GIVEN EXERCISE —
Go through the data below. List every line that holds the word "quais".
-------- DATA SHOWN --------
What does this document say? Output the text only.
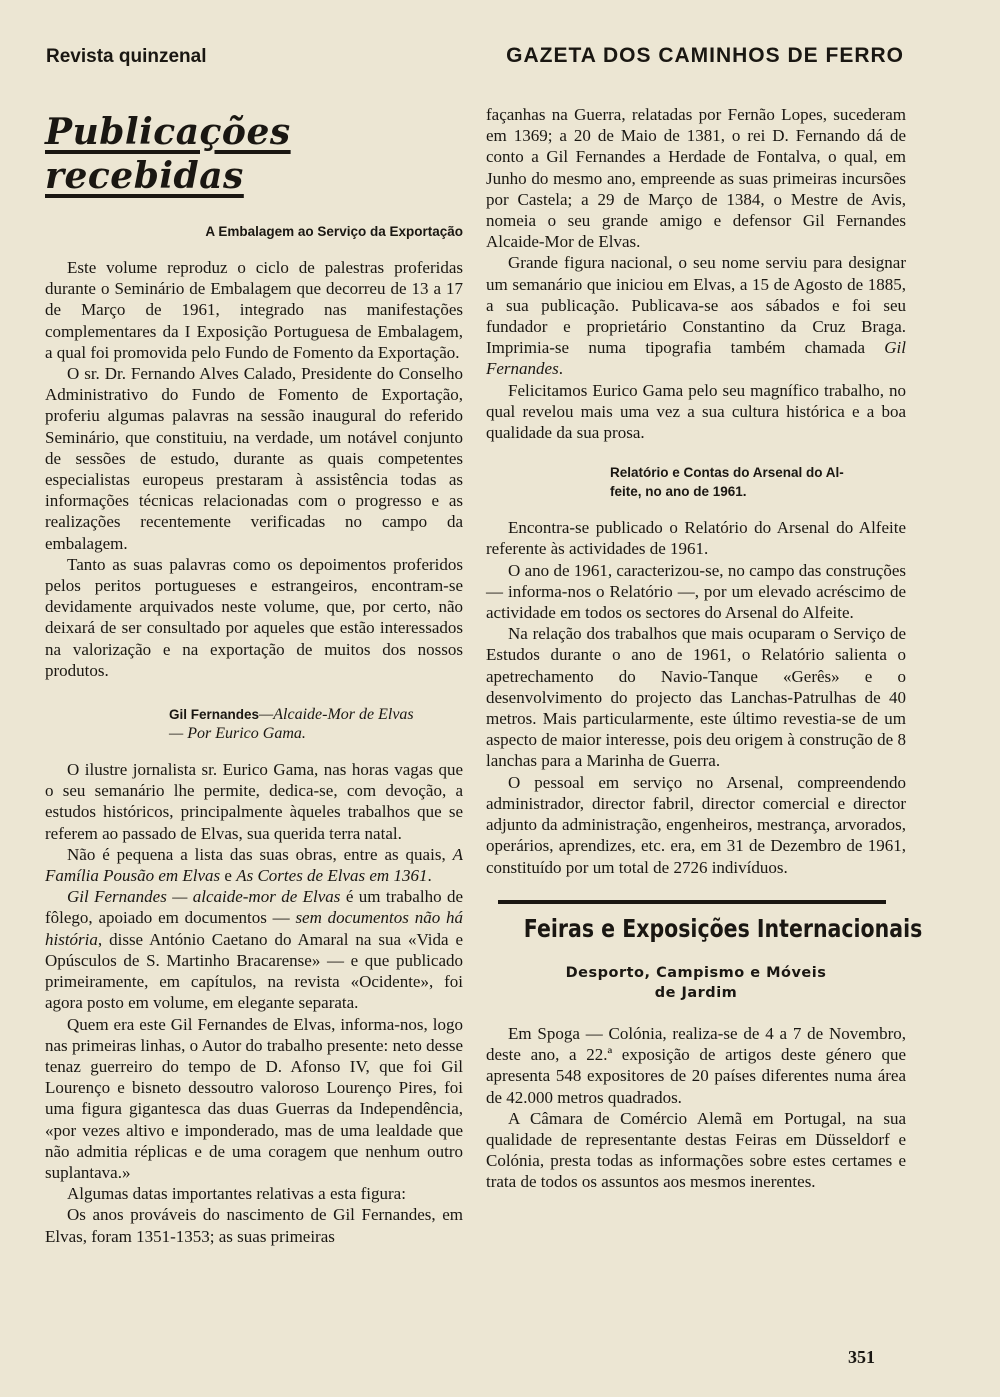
Revista quinzenal	GAZETA DOS CAMINHOS DE FERRO
Publicações recebidas
A Embalagem ao Serviço da Exportação

Este volume reproduz o ciclo de palestras proferidas durante o Seminário de Embalagem que decorreu de 13 a 17 de Março de 1961, integrado nas manifestações complementares da I Exposição Portuguesa de Embalagem, a qual foi promovida pelo Fundo de Fomento da Exportação.

O sr. Dr. Fernando Alves Calado, Presidente do Conselho Administrativo do Fundo de Fomento de Exportação, proferiu algumas palavras na sessão inaugural do referido Seminário, que constituiu, na verdade, um notável conjunto de sessões de estudo, durante as quais competentes especialistas europeus prestaram à assistência todas as informações técnicas relacionadas com o progresso e as realizações recentemente verificadas no campo da embalagem.

Tanto as suas palavras como os depoimentos proferidos pelos peritos portugueses e estrangeiros, encontram-se devidamente arquivados neste volume, que, por certo, não deixará de ser consultado por aqueles que estão interessados na valorização e na exportação de muitos dos nossos produtos.

Gil Fernandes—Alcaide-Mor de Elvas
— Por Eurico Gama.

O ilustre jornalista sr. Eurico Gama, nas horas vagas que o seu semanário lhe permite, dedica-se, com devoção, a estudos históricos, principalmente àqueles trabalhos que se referem ao passado de Elvas, sua querida terra natal.

Não é pequena a lista das suas obras, entre as quais, A Família Pousão em Elvas e As Cortes de Elvas em 1361.

Gil Fernandes — alcaide-mor de Elvas é um trabalho de fôlego, apoiado em documentos — sem documentos não há história, disse António Caetano do Amaral na sua «Vida e Opúsculos de S. Martinho Bracarense» — e que publicado primeiramente, em capítulos, na revista «Ocidente», foi agora posto em volume, em elegante separata.

Quem era este Gil Fernandes de Elvas, informa-nos, logo nas primeiras linhas, o Autor do trabalho presente: neto desse tenaz guerreiro do tempo de D. Afonso IV, que foi Gil Lourenço e bisneto dessoutro valoroso Lourenço Pires, foi uma figura gigantesca das duas Guerras da Independência, «por vezes altivo e imponderado, mas de uma lealdade que não admitia réplicas e de uma coragem que nenhum outro suplantava.»

Algumas datas importantes relativas a esta figura:

Os anos prováveis do nascimento de Gil Fernandes, em Elvas, foram 1351-1353; as suas primeiras

façanhas na Guerra, relatadas por Fernão Lopes, sucederam em 1369; a 20 de Maio de 1381, o rei D. Fernando dá de conto a Gil Fernandes a Herdade de Fontalva, o qual, em Junho do mesmo ano, empreende as suas primeiras incursões por Castela; a 29 de Março de 1384, o Mestre de Avis, nomeia o seu grande amigo e defensor Gil Fernandes Alcaide-Mor de Elvas.

Grande figura nacional, o seu nome serviu para designar um semanário que iniciou em Elvas, a 15 de Agosto de 1885, a sua publicação. Publicava-se aos sábados e foi seu fundador e proprietário Constantino da Cruz Braga. Imprimia-se numa tipografia também chamada Gil Fernandes.

Felicitamos Eurico Gama pelo seu magnífico trabalho, no qual revelou mais uma vez a sua cultura histórica e a boa qualidade da sua prosa.

Relatório e Contas do Arsenal do Al-
feite, no ano de 1961.

Encontra-se publicado o Relatório do Arsenal do Alfeite referente às actividades de 1961.

O ano de 1961, caracterizou-se, no campo das construções — informa-nos o Relatório —, por um elevado acréscimo de actividade em todos os sectores do Arsenal do Alfeite.

Na relação dos trabalhos que mais ocuparam o Serviço de Estudos durante o ano de 1961, o Relatório salienta o apetrechamento do Navio-Tanque «Gerês» e o desenvolvimento do projecto das Lanchas-Patrulhas de 40 metros. Mais particularmente, este último revestia-se de um aspecto de maior interesse, pois deu origem à construção de 8 lanchas para a Marinha de Guerra.

O pessoal em serviço no Arsenal, compreendendo administrador, director fabril, director comercial e director adjunto da administração, engenheiros, mestrança, arvorados, operários, aprendizes, etc. era, em 31 de Dezembro de 1961, constituído por um total de 2726 indivíduos.

Feiras e Exposições Internacionais
Desporto, Campismo e Móveis
de Jardim

Em Spoga — Colónia, realiza-se de 4 a 7 de Novembro, deste ano, a 22.ª exposição de artigos deste género que apresenta 548 expositores de 20 países diferentes numa área de 42.000 metros quadrados.

A Câmara de Comércio Alemã em Portugal, na sua qualidade de representante destas Feiras em Düsseldorf e Colónia, presta todas as informações sobre estes certames e trata de todos os assuntos aos mesmos inerentes.

351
--------
EXERCISE OUTPUT —
O sr. Dr. Fernando Alves Calado, Presidente do Conselho Administrativo do Fundo de Fomento de Exportação, proferiu algumas palavras na sessão inaugural do referido Seminário, que constituiu, na verdade, um notável conjunto de sessões de estudo, durante as quais competentes especialistas europeus prestaram à assistência todas as informações técnicas relacionadas com o progresso e as realizações recentemente verificadas no campo da embalagem.
Não é pequena a lista das suas obras, entre as quais, A Família Pousão em Elvas e As Cortes de Elvas em 1361.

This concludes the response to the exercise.